Prompt: Please write out the material below exactly as given.

....

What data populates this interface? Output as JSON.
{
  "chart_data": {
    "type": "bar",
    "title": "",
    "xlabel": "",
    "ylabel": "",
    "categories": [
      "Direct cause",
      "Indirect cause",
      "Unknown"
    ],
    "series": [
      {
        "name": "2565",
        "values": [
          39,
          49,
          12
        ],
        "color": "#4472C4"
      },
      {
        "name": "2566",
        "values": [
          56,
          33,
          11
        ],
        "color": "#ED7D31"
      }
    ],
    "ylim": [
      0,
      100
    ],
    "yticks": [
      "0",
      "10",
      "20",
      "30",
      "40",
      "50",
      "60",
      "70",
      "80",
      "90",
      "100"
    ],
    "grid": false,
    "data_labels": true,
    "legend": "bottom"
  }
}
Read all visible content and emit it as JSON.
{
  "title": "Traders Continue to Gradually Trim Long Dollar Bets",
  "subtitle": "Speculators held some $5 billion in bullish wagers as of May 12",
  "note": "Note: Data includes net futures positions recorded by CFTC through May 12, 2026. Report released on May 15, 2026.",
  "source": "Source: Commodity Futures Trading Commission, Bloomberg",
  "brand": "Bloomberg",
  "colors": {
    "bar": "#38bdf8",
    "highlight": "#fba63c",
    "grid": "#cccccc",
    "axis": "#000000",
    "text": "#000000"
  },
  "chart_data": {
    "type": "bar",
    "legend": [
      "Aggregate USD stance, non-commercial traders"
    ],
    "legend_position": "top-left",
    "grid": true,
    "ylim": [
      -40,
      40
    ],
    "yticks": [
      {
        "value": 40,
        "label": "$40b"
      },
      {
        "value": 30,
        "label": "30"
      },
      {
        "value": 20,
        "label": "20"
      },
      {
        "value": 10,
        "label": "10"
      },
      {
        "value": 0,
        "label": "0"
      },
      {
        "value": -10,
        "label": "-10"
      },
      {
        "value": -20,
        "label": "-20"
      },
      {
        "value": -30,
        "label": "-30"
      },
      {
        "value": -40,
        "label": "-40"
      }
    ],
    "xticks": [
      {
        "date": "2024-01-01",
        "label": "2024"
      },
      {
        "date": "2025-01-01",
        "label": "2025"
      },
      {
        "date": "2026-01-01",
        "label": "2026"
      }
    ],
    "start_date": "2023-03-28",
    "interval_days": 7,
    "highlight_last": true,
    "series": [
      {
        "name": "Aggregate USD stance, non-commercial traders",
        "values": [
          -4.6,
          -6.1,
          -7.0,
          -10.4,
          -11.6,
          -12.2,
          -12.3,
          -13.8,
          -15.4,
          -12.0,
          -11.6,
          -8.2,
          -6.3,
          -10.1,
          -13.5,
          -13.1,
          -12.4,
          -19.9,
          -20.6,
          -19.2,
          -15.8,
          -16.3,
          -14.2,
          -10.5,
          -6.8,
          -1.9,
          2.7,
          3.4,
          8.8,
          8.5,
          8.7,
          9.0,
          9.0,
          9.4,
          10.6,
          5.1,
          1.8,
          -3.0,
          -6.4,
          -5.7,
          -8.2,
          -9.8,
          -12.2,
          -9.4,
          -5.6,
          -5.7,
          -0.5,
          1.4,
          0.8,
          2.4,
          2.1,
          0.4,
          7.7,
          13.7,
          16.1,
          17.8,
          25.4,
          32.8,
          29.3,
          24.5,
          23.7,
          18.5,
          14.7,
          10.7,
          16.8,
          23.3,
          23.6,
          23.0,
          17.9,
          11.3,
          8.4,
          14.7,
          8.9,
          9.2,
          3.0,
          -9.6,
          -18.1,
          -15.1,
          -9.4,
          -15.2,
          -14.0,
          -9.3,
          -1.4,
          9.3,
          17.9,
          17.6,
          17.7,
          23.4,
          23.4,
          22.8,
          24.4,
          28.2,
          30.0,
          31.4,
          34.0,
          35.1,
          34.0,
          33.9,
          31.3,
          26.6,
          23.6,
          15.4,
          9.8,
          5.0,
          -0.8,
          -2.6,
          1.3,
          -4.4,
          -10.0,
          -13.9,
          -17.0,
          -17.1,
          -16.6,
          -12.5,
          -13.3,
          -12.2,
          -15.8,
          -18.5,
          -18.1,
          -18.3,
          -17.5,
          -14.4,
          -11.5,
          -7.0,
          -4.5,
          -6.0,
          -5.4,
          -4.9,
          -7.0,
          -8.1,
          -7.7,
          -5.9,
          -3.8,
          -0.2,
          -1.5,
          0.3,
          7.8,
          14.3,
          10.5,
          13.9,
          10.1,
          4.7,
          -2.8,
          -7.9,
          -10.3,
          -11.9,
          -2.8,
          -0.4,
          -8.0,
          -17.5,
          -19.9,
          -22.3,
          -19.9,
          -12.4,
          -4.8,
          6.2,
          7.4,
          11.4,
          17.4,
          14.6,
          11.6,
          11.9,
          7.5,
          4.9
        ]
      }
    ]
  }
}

....

Worked solution:
What data populates this interface? Output as JSON.
{
  "chart_data": {
    "type": "bar",
    "title": "",
    "xlabel": "",
    "ylabel": "",
    "categories": [
      "Direct cause",
      "Indirect cause",
      "Unknown"
    ],
    "series": [
      {
        "name": "2565",
        "values": [
          39,
          49,
          12
        ],
        "color": "#4472C4"
      },
      {
        "name": "2566",
        "values": [
          56,
          33,
          11
        ],
        "color": "#ED7D31"
      }
    ],
    "ylim": [
      0,
      100
    ],
    "yticks": [
      "0",
      "10",
      "20",
      "30",
      "40",
      "50",
      "60",
      "70",
      "80",
      "90",
      "100"
    ],
    "grid": false,
    "data_labels": true,
    "legend": "bottom"
  }
}
Read all visible content and emit it as JSON.
{
  "title": "Traders Continue to Gradually Trim Long Dollar Bets",
  "subtitle": "Speculators held some $5 billion in bullish wagers as of May 12",
  "note": "Note: Data includes net futures positions recorded by CFTC through May 12, 2026. Report released on May 15, 2026.",
  "source": "Source: Commodity Futures Trading Commission, Bloomberg",
  "brand": "Bloomberg",
  "colors": {
    "bar": "#38bdf8",
    "highlight": "#fba63c",
    "grid": "#cccccc",
    "axis": "#000000",
    "text": "#000000"
  },
  "chart_data": {
    "type": "bar",
    "legend": [
      "Aggregate USD stance, non-commercial traders"
    ],
    "legend_position": "top-left",
    "grid": true,
    "ylim": [
      -40,
      40
    ],
    "yticks": [
      {
        "value": 40,
        "label": "$40b"
      },
      {
        "value": 30,
        "label": "30"
      },
      {
        "value": 20,
        "label": "20"
      },
      {
        "value": 10,
        "label": "10"
      },
      {
        "value": 0,
        "label": "0"
      },
      {
        "value": -10,
        "label": "-10"
      },
      {
        "value": -20,
        "label": "-20"
      },
      {
        "value": -30,
        "label": "-30"
      },
      {
        "value": -40,
        "label": "-40"
      }
    ],
    "xticks": [
      {
        "date": "2024-01-01",
        "label": "2024"
      },
      {
        "date": "2025-01-01",
        "label": "2025"
      },
      {
        "date": "2026-01-01",
        "label": "2026"
      }
    ],
    "start_date": "2023-03-28",
    "interval_days": 7,
    "highlight_last": true,
    "series": [
      {
        "name": "Aggregate USD stance, non-commercial traders",
        "values": [
          -4.6,
          -6.1,
          -7.0,
          -10.4,
          -11.6,
          -12.2,
          -12.3,
          -13.8,
          -15.4,
          -12.0,
          -11.6,
          -8.2,
          -6.3,
          -10.1,
          -13.5,
          -13.1,
          -12.4,
          -19.9,
          -20.6,
          -19.2,
          -15.8,
          -16.3,
          -14.2,
          -10.5,
          -6.8,
          -1.9,
          2.7,
          3.4,
          8.8,
          8.5,
          8.7,
          9.0,
          9.0,
          9.4,
          10.6,
          5.1,
          1.8,
          -3.0,
          -6.4,
          -5.7,
          -8.2,
          -9.8,
          -12.2,
          -9.4,
          -5.6,
          -5.7,
          -0.5,
          1.4,
          0.8,
          2.4,
          2.1,
          0.4,
          7.7,
          13.7,
          16.1,
          17.8,
          25.4,
          32.8,
          29.3,
          24.5,
          23.7,
          18.5,
          14.7,
          10.7,
          16.8,
          23.3,
          23.6,
          23.0,
          17.9,
          11.3,
          8.4,
          14.7,
          8.9,
          9.2,
          3.0,
          -9.6,
          -18.1,
          -15.1,
          -9.4,
          -15.2,
          -14.0,
          -9.3,
          -1.4,
          9.3,
          17.9,
          17.6,
          17.7,
          23.4,
          23.4,
          22.8,
          24.4,
          28.2,
          30.0,
          31.4,
          34.0,
          35.1,
          34.0,
          33.9,
          31.3,
          26.6,
          23.6,
          15.4,
          9.8,
          5.0,
          -0.8,
          -2.6,
          1.3,
          -4.4,
          -10.0,
          -13.9,
          -17.0,
          -17.1,
          -16.6,
          -12.5,
          -13.3,
          -12.2,
          -15.8,
          -18.5,
          -18.1,
          -18.3,
          -17.5,
          -14.4,
          -11.5,
          -7.0,
          -4.5,
          -6.0,
          -5.4,
          -4.9,
          -7.0,
          -8.1,
          -7.7,
          -5.9,
          -3.8,
          -0.2,
          -1.5,
          0.3,
          7.8,
          14.3,
          10.5,
          13.9,
          10.1,
          4.7,
          -2.8,
          -7.9,
          -10.3,
          -11.9,
          -2.8,
          -0.4,
          -8.0,
          -17.5,
          -19.9,
          -22.3,
          -19.9,
          -12.4,
          -4.8,
          6.2,
          7.4,
          11.4,
          17.4,
          14.6,
          11.6,
          11.9,
          7.5,
          4.9
        ]
      }
    ]
  }
}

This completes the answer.